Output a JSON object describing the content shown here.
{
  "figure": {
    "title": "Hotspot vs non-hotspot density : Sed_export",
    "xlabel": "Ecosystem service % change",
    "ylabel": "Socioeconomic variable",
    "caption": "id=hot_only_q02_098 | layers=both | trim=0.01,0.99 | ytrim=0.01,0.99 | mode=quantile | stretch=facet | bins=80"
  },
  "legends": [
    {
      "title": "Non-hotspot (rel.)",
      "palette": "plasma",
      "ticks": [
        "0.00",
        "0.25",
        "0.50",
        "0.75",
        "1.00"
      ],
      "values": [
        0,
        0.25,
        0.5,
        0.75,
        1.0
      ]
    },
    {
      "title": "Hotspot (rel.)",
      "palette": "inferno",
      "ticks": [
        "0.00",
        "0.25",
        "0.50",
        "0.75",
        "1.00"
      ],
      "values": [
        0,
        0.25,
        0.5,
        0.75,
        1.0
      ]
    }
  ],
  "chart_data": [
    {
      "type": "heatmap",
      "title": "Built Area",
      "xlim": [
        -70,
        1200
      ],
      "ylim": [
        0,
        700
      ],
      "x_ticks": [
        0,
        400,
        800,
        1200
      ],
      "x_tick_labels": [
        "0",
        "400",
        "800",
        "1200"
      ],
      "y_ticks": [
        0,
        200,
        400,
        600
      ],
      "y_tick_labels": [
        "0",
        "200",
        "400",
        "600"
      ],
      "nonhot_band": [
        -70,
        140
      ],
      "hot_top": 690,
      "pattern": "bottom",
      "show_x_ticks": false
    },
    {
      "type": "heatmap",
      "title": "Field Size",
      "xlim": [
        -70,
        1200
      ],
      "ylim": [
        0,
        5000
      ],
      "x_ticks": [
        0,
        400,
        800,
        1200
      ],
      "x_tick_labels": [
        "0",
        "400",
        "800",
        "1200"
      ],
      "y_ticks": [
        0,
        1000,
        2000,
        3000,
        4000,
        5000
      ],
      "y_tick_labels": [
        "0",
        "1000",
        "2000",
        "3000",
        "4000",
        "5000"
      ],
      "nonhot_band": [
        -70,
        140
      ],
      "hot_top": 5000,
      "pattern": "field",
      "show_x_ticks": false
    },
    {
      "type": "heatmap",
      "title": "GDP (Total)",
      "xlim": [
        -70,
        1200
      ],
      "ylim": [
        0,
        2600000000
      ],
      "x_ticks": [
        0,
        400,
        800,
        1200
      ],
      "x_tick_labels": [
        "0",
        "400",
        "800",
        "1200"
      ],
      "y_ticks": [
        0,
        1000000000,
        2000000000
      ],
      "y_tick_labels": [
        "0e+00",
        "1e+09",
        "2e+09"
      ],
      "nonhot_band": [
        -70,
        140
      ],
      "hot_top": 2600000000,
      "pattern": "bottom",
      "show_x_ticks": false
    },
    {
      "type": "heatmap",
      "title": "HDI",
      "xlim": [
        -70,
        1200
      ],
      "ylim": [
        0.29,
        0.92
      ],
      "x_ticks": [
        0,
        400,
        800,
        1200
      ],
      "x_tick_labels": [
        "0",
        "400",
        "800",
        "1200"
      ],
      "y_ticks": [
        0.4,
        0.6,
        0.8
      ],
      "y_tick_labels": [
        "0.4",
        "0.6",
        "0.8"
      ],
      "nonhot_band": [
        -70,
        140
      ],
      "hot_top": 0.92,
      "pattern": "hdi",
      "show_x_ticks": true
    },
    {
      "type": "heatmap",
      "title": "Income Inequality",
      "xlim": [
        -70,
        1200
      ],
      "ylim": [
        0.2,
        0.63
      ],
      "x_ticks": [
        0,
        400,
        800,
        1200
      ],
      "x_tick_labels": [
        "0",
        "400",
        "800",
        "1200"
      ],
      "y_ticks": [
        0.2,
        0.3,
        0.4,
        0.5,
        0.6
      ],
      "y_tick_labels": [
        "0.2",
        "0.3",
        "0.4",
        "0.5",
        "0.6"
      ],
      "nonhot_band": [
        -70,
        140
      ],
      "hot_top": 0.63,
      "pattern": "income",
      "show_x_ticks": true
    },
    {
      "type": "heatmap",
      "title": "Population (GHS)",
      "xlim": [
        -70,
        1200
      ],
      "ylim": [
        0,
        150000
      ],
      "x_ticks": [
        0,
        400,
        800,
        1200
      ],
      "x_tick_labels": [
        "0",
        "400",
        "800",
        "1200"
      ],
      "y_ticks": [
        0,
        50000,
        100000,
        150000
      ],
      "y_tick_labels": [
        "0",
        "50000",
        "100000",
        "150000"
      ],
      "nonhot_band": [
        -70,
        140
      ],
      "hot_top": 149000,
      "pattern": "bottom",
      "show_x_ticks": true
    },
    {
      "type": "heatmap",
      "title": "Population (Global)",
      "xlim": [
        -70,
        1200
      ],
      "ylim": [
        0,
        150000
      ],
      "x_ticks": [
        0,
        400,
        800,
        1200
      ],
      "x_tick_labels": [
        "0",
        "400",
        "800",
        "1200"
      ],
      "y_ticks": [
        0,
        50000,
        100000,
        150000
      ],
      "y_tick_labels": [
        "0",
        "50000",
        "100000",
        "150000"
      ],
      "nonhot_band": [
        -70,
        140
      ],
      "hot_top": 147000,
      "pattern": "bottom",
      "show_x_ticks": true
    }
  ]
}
------------------------------------------------------------
§ Exercise prompt
Above are the records; copy all of them exactly.

§ Response
Output a JSON object describing the content shown here.
{
  "figure": {
    "title": "Hotspot vs non-hotspot density : Sed_export",
    "xlabel": "Ecosystem service % change",
    "ylabel": "Socioeconomic variable",
    "caption": "id=hot_only_q02_098 | layers=both | trim=0.01,0.99 | ytrim=0.01,0.99 | mode=quantile | stretch=facet | bins=80"
  },
  "legends": [
    {
      "title": "Non-hotspot (rel.)",
      "palette": "plasma",
      "ticks": [
        "0.00",
        "0.25",
        "0.50",
        "0.75",
        "1.00"
      ],
      "values": [
        0,
        0.25,
        0.5,
        0.75,
        1.0
      ]
    },
    {
      "title": "Hotspot (rel.)",
      "palette": "inferno",
      "ticks": [
        "0.00",
        "0.25",
        "0.50",
        "0.75",
        "1.00"
      ],
      "values": [
        0,
        0.25,
        0.5,
        0.75,
        1.0
      ]
    }
  ],
  "chart_data": [
    {
      "type": "heatmap",
      "title": "Built Area",
      "xlim": [
        -70,
        1200
      ],
      "ylim": [
        0,
        700
      ],
      "x_ticks": [
        0,
        400,
        800,
        1200
      ],
      "x_tick_labels": [
        "0",
        "400",
        "800",
        "1200"
      ],
      "y_ticks": [
        0,
        200,
        400,
        600
      ],
      "y_tick_labels": [
        "0",
        "200",
        "400",
        "600"
      ],
      "nonhot_band": [
        -70,
        140
      ],
      "hot_top": 690,
      "pattern": "bottom",
      "show_x_ticks": false
    },
    {
      "type": "heatmap",
      "title": "Field Size",
      "xlim": [
        -70,
        1200
      ],
      "ylim": [
        0,
        5000
      ],
      "x_ticks": [
        0,
        400,
        800,
        1200
      ],
      "x_tick_labels": [
        "0",
        "400",
        "800",
        "1200"
      ],
      "y_ticks": [
        0,
        1000,
        2000,
        3000,
        4000,
        5000
      ],
      "y_tick_labels": [
        "0",
        "1000",
        "2000",
        "3000",
        "4000",
        "5000"
      ],
      "nonhot_band": [
        -70,
        140
      ],
      "hot_top": 5000,
      "pattern": "field",
      "show_x_ticks": false
    },
    {
      "type": "heatmap",
      "title": "GDP (Total)",
      "xlim": [
        -70,
        1200
      ],
      "ylim": [
        0,
        2600000000
      ],
      "x_ticks": [
        0,
        400,
        800,
        1200
      ],
      "x_tick_labels": [
        "0",
        "400",
        "800",
        "1200"
      ],
      "y_ticks": [
        0,
        1000000000,
        2000000000
      ],
      "y_tick_labels": [
        "0e+00",
        "1e+09",
        "2e+09"
      ],
      "nonhot_band": [
        -70,
        140
      ],
      "hot_top": 2600000000,
      "pattern": "bottom",
      "show_x_ticks": false
    },
    {
      "type": "heatmap",
      "title": "HDI",
      "xlim": [
        -70,
        1200
      ],
      "ylim": [
        0.29,
        0.92
      ],
      "x_ticks": [
        0,
        400,
        800,
        1200
      ],
      "x_tick_labels": [
        "0",
        "400",
        "800",
        "1200"
      ],
      "y_ticks": [
        0.4,
        0.6,
        0.8
      ],
      "y_tick_labels": [
        "0.4",
        "0.6",
        "0.8"
      ],
      "nonhot_band": [
        -70,
        140
      ],
      "hot_top": 0.92,
      "pattern": "hdi",
      "show_x_ticks": true
    },
    {
      "type": "heatmap",
      "title": "Income Inequality",
      "xlim": [
        -70,
        1200
      ],
      "ylim": [
        0.2,
        0.63
      ],
      "x_ticks": [
        0,
        400,
        800,
        1200
      ],
      "x_tick_labels": [
        "0",
        "400",
        "800",
        "1200"
      ],
      "y_ticks": [
        0.2,
        0.3,
        0.4,
        0.5,
        0.6
      ],
      "y_tick_labels": [
        "0.2",
        "0.3",
        "0.4",
        "0.5",
        "0.6"
      ],
      "nonhot_band": [
        -70,
        140
      ],
      "hot_top": 0.63,
      "pattern": "income",
      "show_x_ticks": true
    },
    {
      "type": "heatmap",
      "title": "Population (GHS)",
      "xlim": [
        -70,
        1200
      ],
      "ylim": [
        0,
        150000
      ],
      "x_ticks": [
        0,
        400,
        800,
        1200
      ],
      "x_tick_labels": [
        "0",
        "400",
        "800",
        "1200"
      ],
      "y_ticks": [
        0,
        50000,
        100000,
        150000
      ],
      "y_tick_labels": [
        "0",
        "50000",
        "100000",
        "150000"
      ],
      "nonhot_band": [
        -70,
        140
      ],
      "hot_top": 149000,
      "pattern": "bottom",
      "show_x_ticks": true
    },
    {
      "type": "heatmap",
      "title": "Population (Global)",
      "xlim": [
        -70,
        1200
      ],
      "ylim": [
        0,
        150000
      ],
      "x_ticks": [
        0,
        400,
        800,
        1200
      ],
      "x_tick_labels": [
        "0",
        "400",
        "800",
        "1200"
      ],
      "y_ticks": [
        0,
        50000,
        100000,
        150000
      ],
      "y_tick_labels": [
        "0",
        "50000",
        "100000",
        "150000"
      ],
      "nonhot_band": [
        -70,
        140
      ],
      "hot_top": 147000,
      "pattern": "bottom",
      "show_x_ticks": true
    }
  ]
}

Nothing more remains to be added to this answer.